Goal: Give an exact transcription of every line, dropping the images.

- - - - - - -

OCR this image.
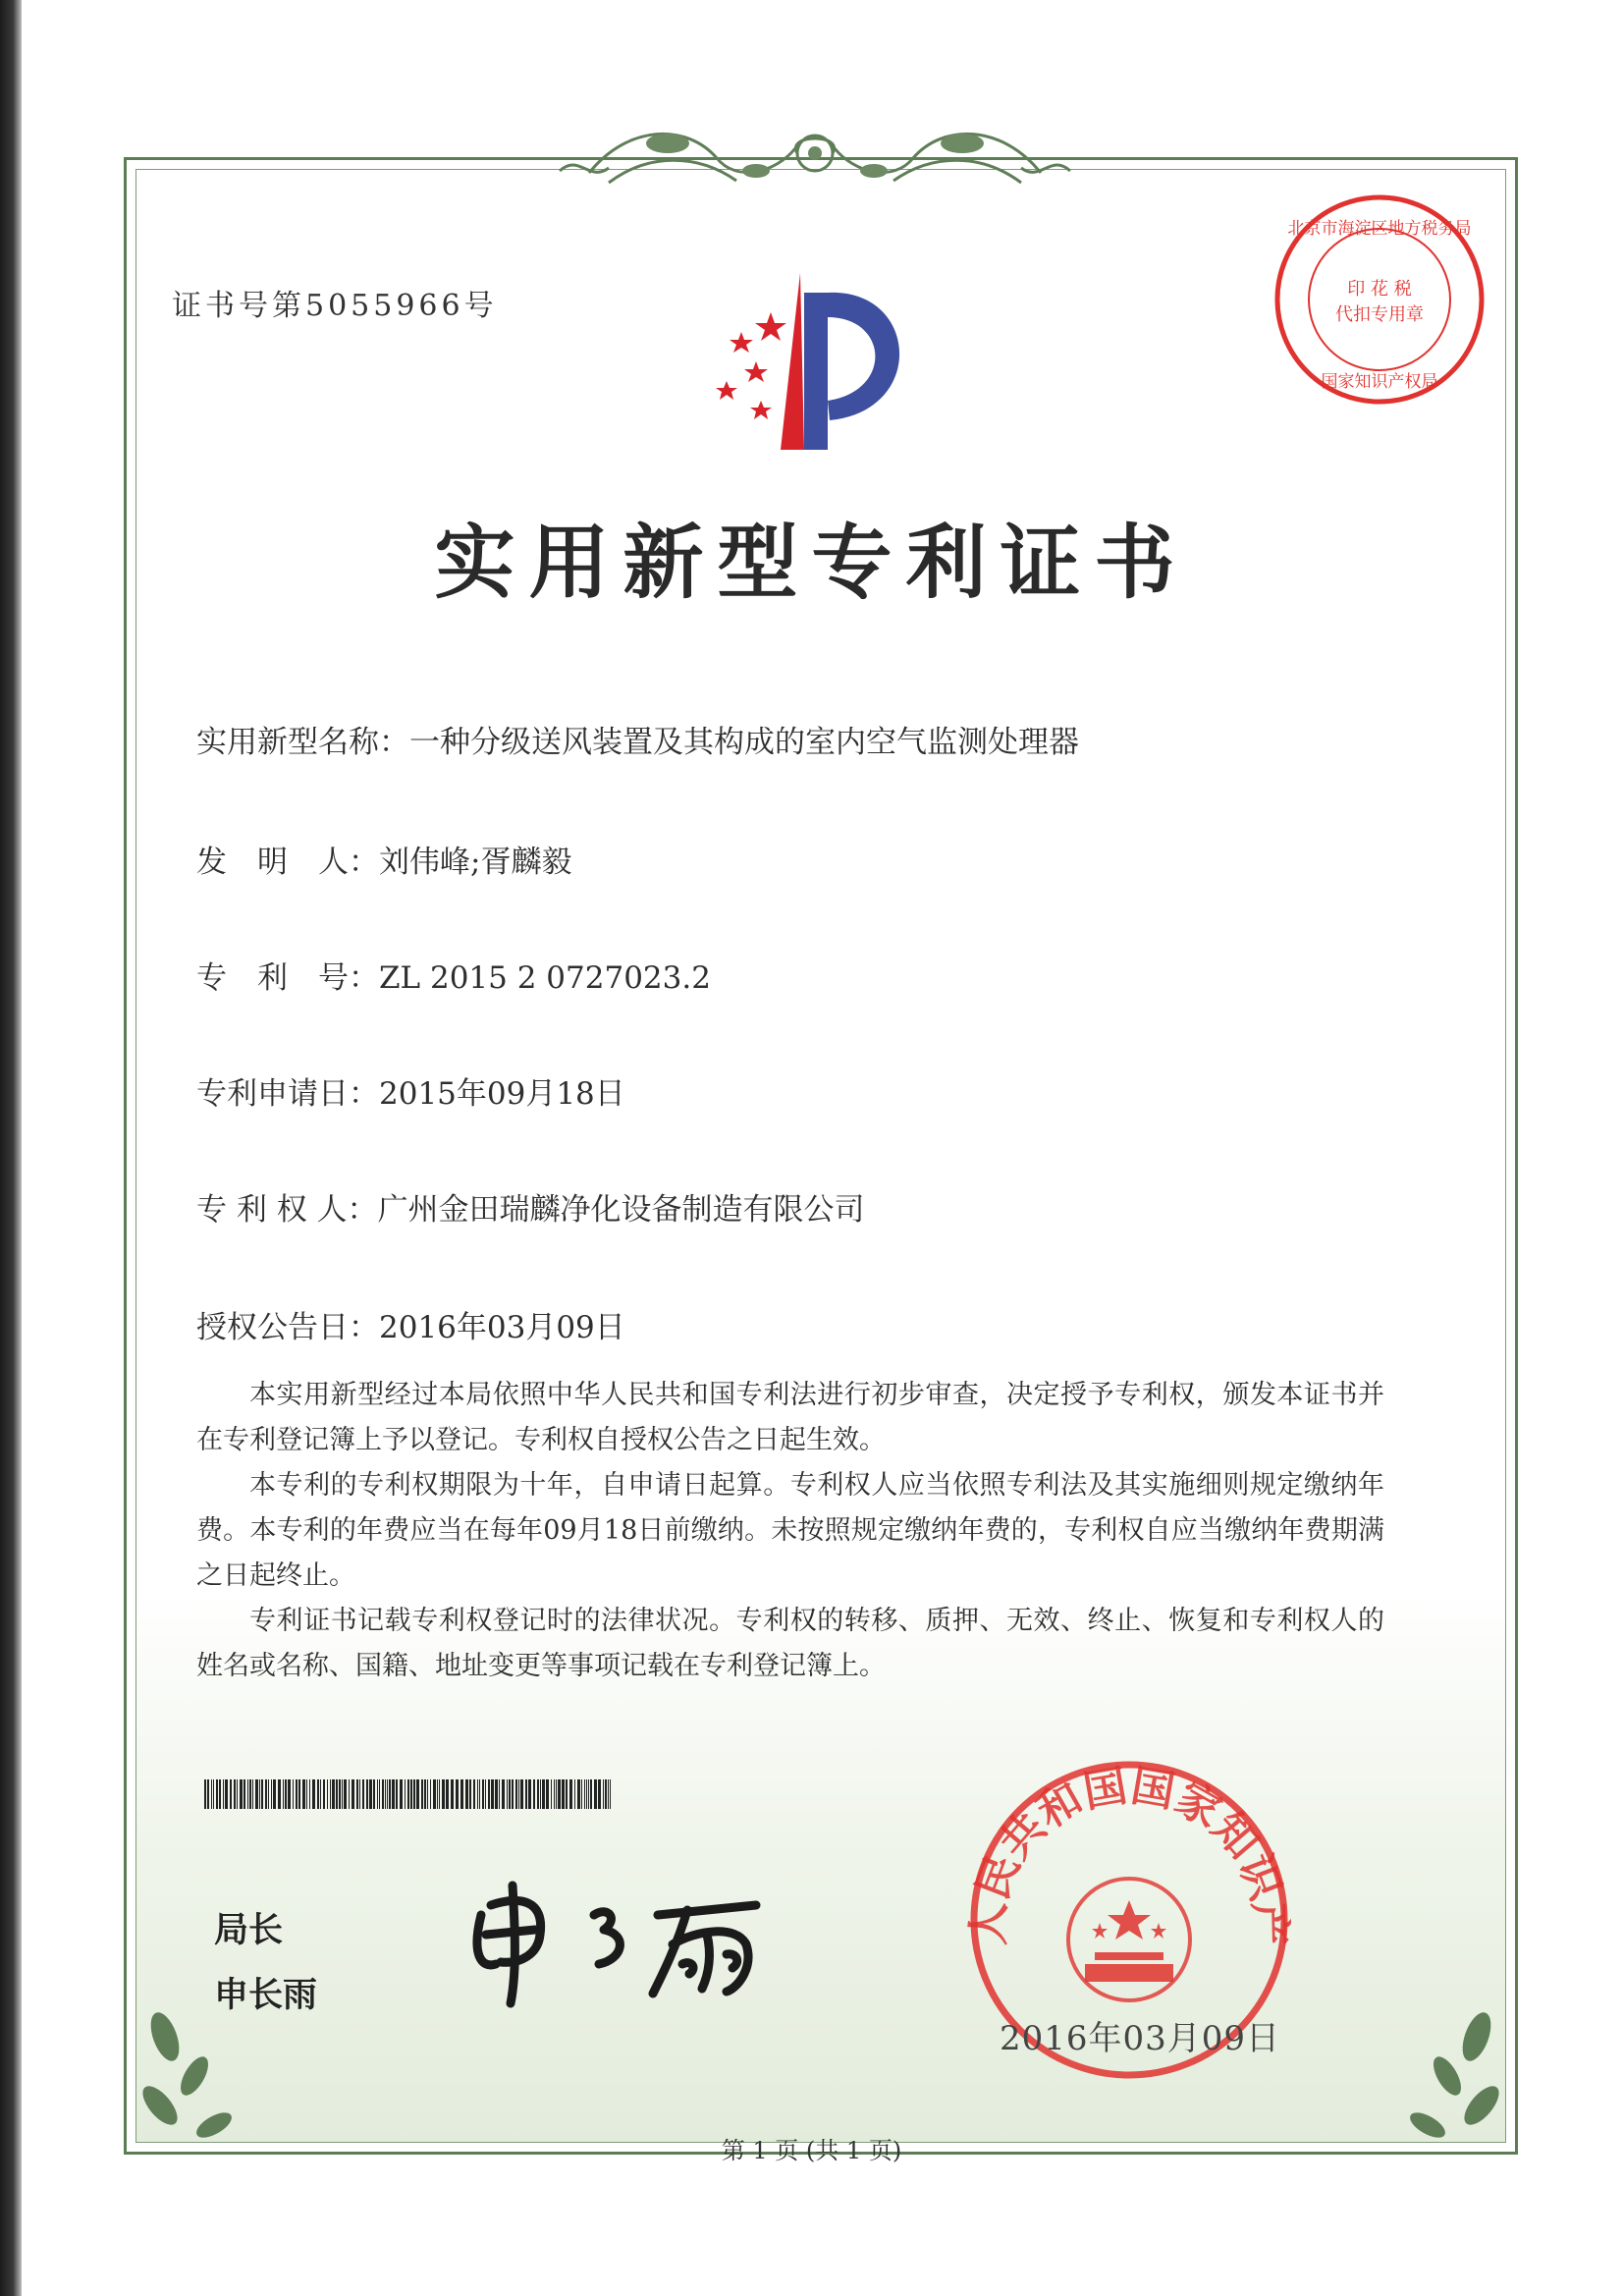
证书号第5055966号
北京市海淀区地方税务局
印 花 税
代扣专用章
国家知识产权局
实用新型专利证书
实用新型名称：一种分级送风装置及其构成的室内空气监测处理器
发　明　人：刘伟峰;胥麟毅
专　利　号：ZL 2015 2 0727023.2
专利申请日：2015年09月18日
专 利 权 人：广州金田瑞麟净化设备制造有限公司
授权公告日：2016年03月09日

本实用新型经过本局依照中华人民共和国专利法进行初步审查，决定授予专利权，颁发本证书并在专利登记簿上予以登记。专利权自授权公告之日起生效。

本专利的专利权期限为十年，自申请日起算。专利权人应当依照专利法及其实施细则规定缴纳年费。本专利的年费应当在每年09月18日前缴纳。未按照规定缴纳年费的，专利权自应当缴纳年费期满之日起终止。

专利证书记载专利权登记时的法律状况。专利权的转移、质押、无效、终止、恢复和专利权人的姓名或名称、国籍、地址变更等事项记载在专利登记簿上。

局长
申长雨
人民共和国国家知识产
2016年03月09日
第 1 页 (共 1 页)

- - - - - - -

Solution to the problem:
OCR this image.
证书号第5055966号
北京市海淀区地方税务局
印 花 税
代扣专用章
国家知识产权局
实用新型专利证书
实用新型名称：一种分级送风装置及其构成的室内空气监测处理器
发　明　人：刘伟峰;胥麟毅
专　利　号：ZL 2015 2 0727023.2
专利申请日：2015年09月18日
专 利 权 人：广州金田瑞麟净化设备制造有限公司
授权公告日：2016年03月09日

本实用新型经过本局依照中华人民共和国专利法进行初步审查，决定授予专利权，颁发本证书并在专利登记簿上予以登记。专利权自授权公告之日起生效。

本专利的专利权期限为十年，自申请日起算。专利权人应当依照专利法及其实施细则规定缴纳年费。本专利的年费应当在每年09月18日前缴纳。未按照规定缴纳年费的，专利权自应当缴纳年费期满之日起终止。

专利证书记载专利权登记时的法律状况。专利权的转移、质押、无效、终止、恢复和专利权人的姓名或名称、国籍、地址变更等事项记载在专利登记簿上。

局长
申长雨
人民共和国国家知识产
2016年03月09日
第 1 页 (共 1 页)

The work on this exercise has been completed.